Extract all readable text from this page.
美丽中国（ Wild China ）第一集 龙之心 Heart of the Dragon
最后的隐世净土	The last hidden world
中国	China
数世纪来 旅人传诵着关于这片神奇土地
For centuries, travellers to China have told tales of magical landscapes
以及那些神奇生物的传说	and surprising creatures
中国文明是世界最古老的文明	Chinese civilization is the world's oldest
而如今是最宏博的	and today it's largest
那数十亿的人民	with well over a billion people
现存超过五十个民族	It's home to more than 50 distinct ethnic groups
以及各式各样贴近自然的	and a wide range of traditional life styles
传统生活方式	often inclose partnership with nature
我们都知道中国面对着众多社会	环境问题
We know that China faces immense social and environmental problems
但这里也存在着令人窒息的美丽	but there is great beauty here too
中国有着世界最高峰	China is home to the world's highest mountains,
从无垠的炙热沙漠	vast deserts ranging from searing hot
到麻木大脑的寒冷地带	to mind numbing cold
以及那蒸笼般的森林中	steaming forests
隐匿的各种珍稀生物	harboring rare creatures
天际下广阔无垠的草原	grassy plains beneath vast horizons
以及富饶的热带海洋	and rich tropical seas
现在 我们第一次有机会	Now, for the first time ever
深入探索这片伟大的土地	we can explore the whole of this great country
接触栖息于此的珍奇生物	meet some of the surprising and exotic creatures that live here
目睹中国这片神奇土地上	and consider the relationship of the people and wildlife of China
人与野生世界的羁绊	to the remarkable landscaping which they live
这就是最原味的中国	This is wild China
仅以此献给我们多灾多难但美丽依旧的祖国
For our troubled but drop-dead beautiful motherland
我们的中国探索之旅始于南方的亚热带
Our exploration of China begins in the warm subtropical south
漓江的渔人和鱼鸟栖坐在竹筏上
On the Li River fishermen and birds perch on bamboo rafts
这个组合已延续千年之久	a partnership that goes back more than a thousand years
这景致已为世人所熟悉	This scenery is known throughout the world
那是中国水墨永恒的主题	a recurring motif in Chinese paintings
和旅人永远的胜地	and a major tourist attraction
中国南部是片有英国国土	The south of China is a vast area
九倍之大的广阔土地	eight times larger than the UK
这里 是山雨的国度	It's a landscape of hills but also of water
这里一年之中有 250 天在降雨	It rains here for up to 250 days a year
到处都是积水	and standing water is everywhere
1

===

EXERCISE DESCRIPTION: Find the lines containing "with" and list every one of them.

OUTPUT:
那数十亿的人民	with well over a billion people
传统生活方式	often inclose partnership with nature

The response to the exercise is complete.